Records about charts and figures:

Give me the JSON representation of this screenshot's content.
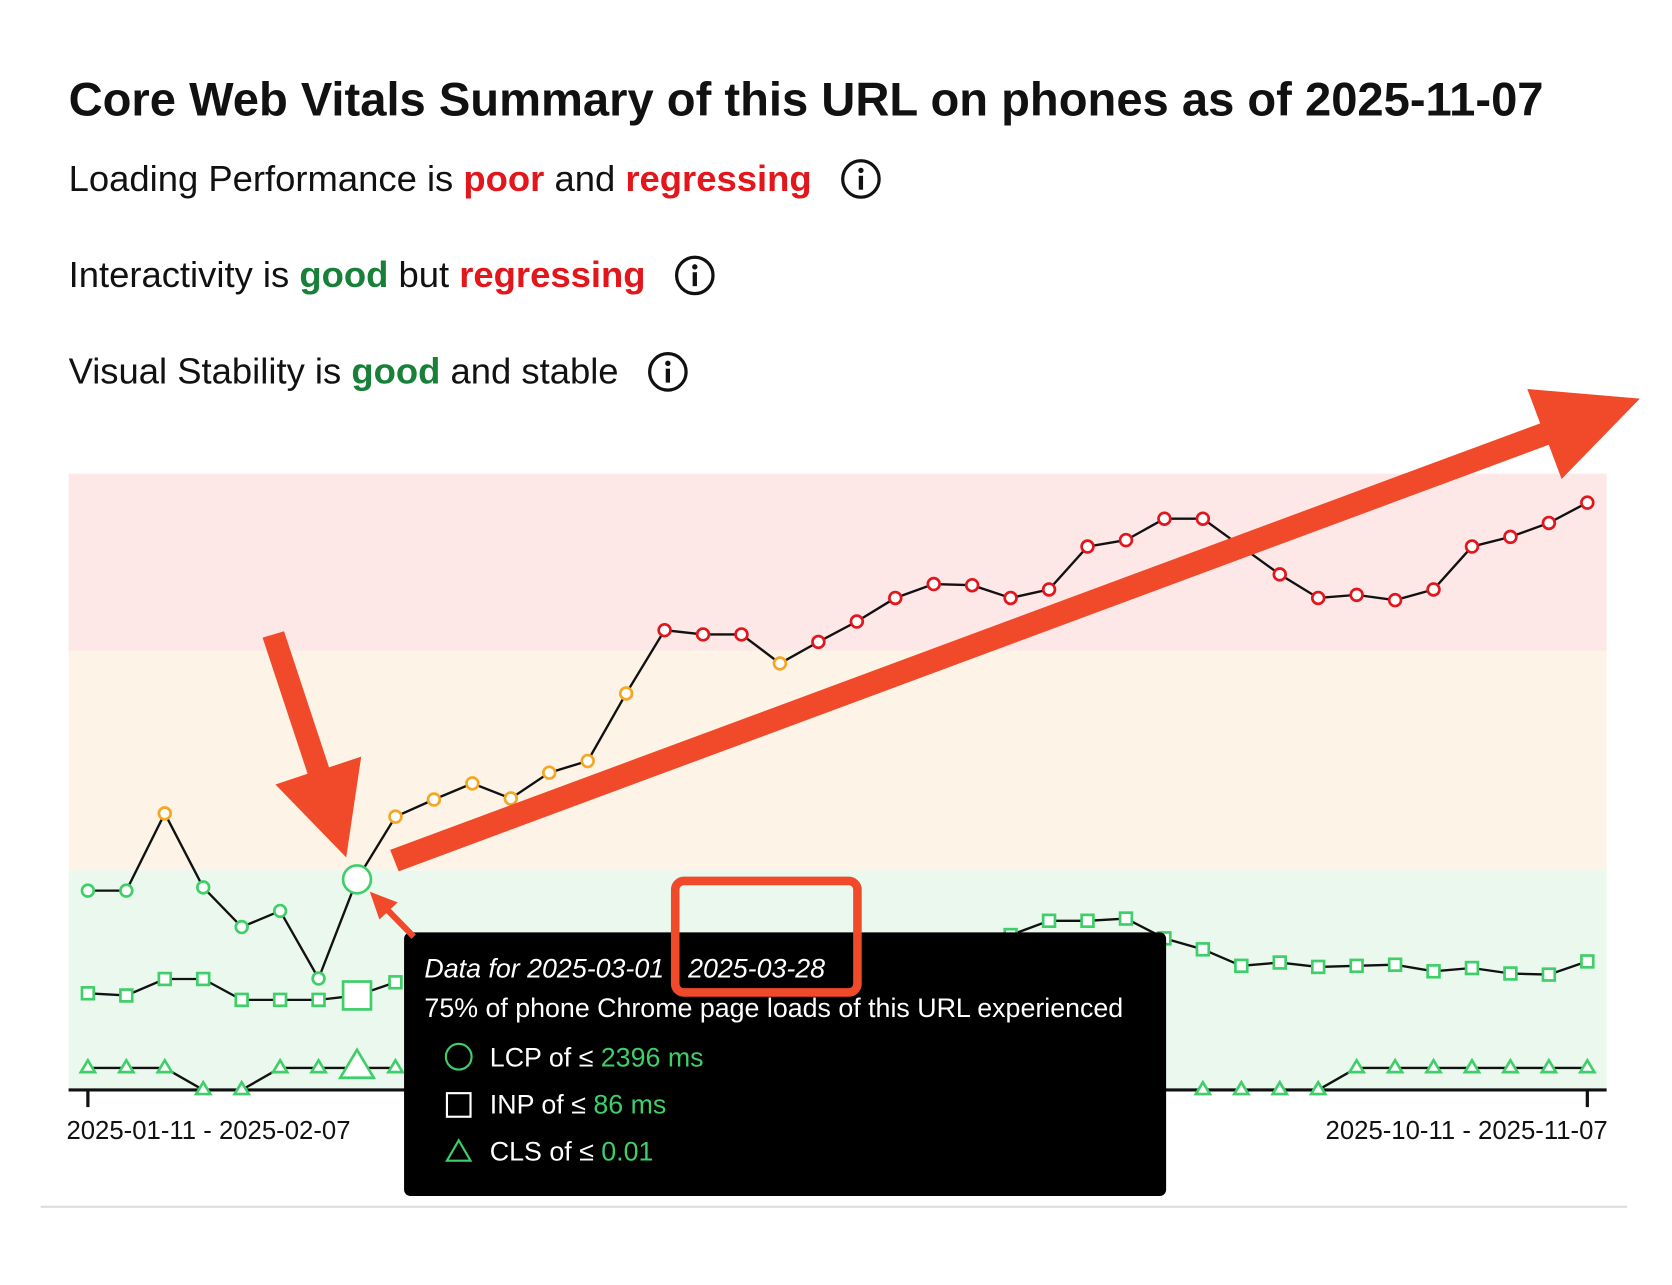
{
  "header": {
    "title": "Core Web Vitals Summary of this URL on phones as of 2025-11-07"
  },
  "status": [
    {
      "parts": [
        {
          "text": "Loading Performance is"
        },
        {
          "text": "poor",
          "color": "#e3161c"
        },
        {
          "text": "and"
        },
        {
          "text": "regressing",
          "color": "#e3161c"
        }
      ]
    },
    {
      "parts": [
        {
          "text": "Interactivity is"
        },
        {
          "text": "good",
          "color": "#188038"
        },
        {
          "text": "but"
        },
        {
          "text": "regressing",
          "color": "#e3161c"
        }
      ]
    },
    {
      "parts": [
        {
          "text": "Visual Stability is"
        },
        {
          "text": "good",
          "color": "#188038"
        },
        {
          "text": "and stable"
        }
      ]
    }
  ],
  "chart_data": {
    "type": "line",
    "categories": [
      "2025-01-11 - 2025-02-07",
      null,
      null,
      null,
      null,
      null,
      null,
      null,
      null,
      null,
      null,
      null,
      null,
      null,
      null,
      null,
      null,
      null,
      null,
      null,
      null,
      null,
      null,
      null,
      null,
      null,
      null,
      null,
      null,
      null,
      null,
      null,
      null,
      null,
      null,
      null,
      null,
      null,
      null,
      "2025-10-11 - 2025-11-07"
    ],
    "band_colors": {
      "good": "#ebf8ee",
      "needs_improvement": "#fdf3e7",
      "poor": "#fde7e7"
    },
    "marker_colors": {
      "good": "#3ecf68",
      "needs_improvement": "#f5a623",
      "poor": "#e3161c"
    },
    "line_color": "#111111",
    "series": [
      {
        "marker": "circle",
        "thresholds": [
          2500,
          4000
        ],
        "values": [
          2268,
          2268,
          2888,
          2305,
          1854,
          2037,
          1268,
          2396,
          2866,
          2983,
          3093,
          2990,
          3166,
          3246,
          3707,
          4139,
          4110,
          4110,
          3912,
          4059,
          4198,
          4359,
          4454,
          4446,
          4359,
          4417,
          4710,
          4754,
          4900,
          4900,
          4710,
          4520,
          4359,
          4380,
          4344,
          4417,
          4710,
          4776,
          4871,
          5010
        ]
      },
      {
        "marker": "square",
        "thresholds": [
          200,
          500
        ],
        "values": [
          88,
          86,
          101,
          101,
          82,
          82,
          82,
          86,
          98,
          null,
          null,
          null,
          null,
          null,
          null,
          null,
          null,
          null,
          null,
          null,
          null,
          null,
          null,
          null,
          141,
          154,
          154,
          156,
          138,
          128,
          113,
          116,
          112,
          113,
          114,
          108,
          111,
          106,
          105,
          117
        ]
      },
      {
        "marker": "triangle",
        "thresholds": [
          0.1,
          0.25
        ],
        "values": [
          0.01,
          0.01,
          0.01,
          0,
          0,
          0.01,
          0.01,
          0.01,
          0.01,
          null,
          null,
          null,
          null,
          null,
          null,
          null,
          null,
          null,
          null,
          null,
          null,
          null,
          null,
          null,
          null,
          null,
          null,
          null,
          null,
          0,
          0,
          0,
          0,
          0.01,
          0.01,
          0.01,
          0.01,
          0.01,
          0.01,
          0.01
        ]
      }
    ]
  },
  "tooltip": {
    "date_start": "Data for 2025-03-01",
    "date_end": "2025-03-28",
    "description": "75% of phone Chrome page loads of this URL experienced",
    "rows": [
      {
        "label": "LCP of ≤",
        "unit": "ms"
      },
      {
        "label": "INP of ≤",
        "unit": "ms"
      },
      {
        "label": "CLS of ≤"
      }
    ]
  }
}
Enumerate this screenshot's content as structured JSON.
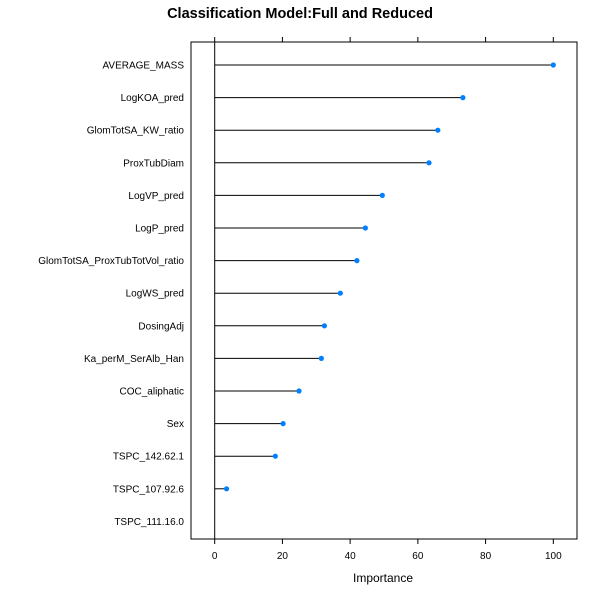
{
  "chart_data": {
    "type": "lollipop",
    "title": "Classification Model:Full and Reduced",
    "xlabel": "Importance",
    "ylabel": "",
    "xlim": [
      -7,
      107
    ],
    "xticks": [
      0,
      20,
      40,
      60,
      80,
      100
    ],
    "categories": [
      "AVERAGE_MASS",
      "LogKOA_pred",
      "GlomTotSA_KW_ratio",
      "ProxTubDiam",
      "LogVP_pred",
      "LogP_pred",
      "GlomTotSA_ProxTubTotVol_ratio",
      "LogWS_pred",
      "DosingAdj",
      "Ka_perM_SerAlb_Han",
      "COC_aliphatic",
      "Sex",
      "TSPC_142.62.1",
      "TSPC_107.92.6",
      "TSPC_111.16.0"
    ],
    "values": [
      100,
      73.3,
      65.9,
      63.3,
      49.5,
      44.5,
      42,
      37.1,
      32.4,
      31.5,
      24.9,
      20.2,
      17.9,
      3.5,
      0
    ],
    "point_color": "#0080ff",
    "line_color": "#000000"
  }
}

## Task to complete
Check each line of the records for the word "good", and show the lines that contain it.

## Solution
          "text": "good",
          "text": "good",
      "good": "#ebf8ee",
      "good": "#3ecf68",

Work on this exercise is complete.